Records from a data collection
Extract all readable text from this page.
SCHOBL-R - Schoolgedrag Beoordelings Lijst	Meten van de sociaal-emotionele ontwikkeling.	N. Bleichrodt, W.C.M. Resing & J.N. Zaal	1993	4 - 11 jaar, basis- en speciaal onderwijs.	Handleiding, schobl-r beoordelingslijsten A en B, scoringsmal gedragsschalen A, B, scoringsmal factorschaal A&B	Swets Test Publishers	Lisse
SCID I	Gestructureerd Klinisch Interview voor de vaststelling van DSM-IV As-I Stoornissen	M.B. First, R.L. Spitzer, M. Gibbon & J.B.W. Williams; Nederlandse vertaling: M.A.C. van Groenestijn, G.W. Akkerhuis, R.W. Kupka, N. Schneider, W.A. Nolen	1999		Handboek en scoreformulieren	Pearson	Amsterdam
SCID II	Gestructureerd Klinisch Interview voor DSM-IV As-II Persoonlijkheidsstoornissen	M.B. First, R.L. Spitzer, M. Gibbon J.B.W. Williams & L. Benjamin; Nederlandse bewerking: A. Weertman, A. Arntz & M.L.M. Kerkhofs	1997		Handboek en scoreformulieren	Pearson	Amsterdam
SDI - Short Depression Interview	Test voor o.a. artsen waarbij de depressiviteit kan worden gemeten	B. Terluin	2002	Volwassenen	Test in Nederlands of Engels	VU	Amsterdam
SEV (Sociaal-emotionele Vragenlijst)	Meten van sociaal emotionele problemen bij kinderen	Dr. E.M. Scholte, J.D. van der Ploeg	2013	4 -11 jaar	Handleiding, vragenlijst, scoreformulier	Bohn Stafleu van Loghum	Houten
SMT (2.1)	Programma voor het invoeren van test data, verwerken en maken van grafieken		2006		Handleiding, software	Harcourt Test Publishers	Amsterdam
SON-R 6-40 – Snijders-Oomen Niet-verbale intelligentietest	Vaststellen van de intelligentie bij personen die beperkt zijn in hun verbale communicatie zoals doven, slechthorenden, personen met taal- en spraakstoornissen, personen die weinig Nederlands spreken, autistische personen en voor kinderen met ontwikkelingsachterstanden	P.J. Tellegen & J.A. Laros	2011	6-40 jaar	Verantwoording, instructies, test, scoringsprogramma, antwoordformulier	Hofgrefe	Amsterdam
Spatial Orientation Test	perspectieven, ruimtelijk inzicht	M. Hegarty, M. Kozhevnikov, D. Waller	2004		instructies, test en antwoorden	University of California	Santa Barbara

*TASK DIRECTIONS:*
Read the entries and show each line that mentions "Gibbon".

*RESULT BELOW:*
SCID I	Gestructureerd Klinisch Interview voor de vaststelling van DSM-IV As-I Stoornissen	M.B. First, R.L. Spitzer, M. Gibbon & J.B.W. Williams; Nederlandse vertaling: M.A.C. van Groenestijn, G.W. Akkerhuis, R.W. Kupka, N. Schneider, W.A. Nolen	1999		Handboek en scoreformulieren	Pearson	Amsterdam
SCID II	Gestructureerd Klinisch Interview voor DSM-IV As-II Persoonlijkheidsstoornissen	M.B. First, R.L. Spitzer, M. Gibbon J.B.W. Williams & L. Benjamin; Nederlandse bewerking: A. Weertman, A. Arntz & M.L.M. Kerkhofs	1997		Handboek en scoreformulieren	Pearson	Amsterdam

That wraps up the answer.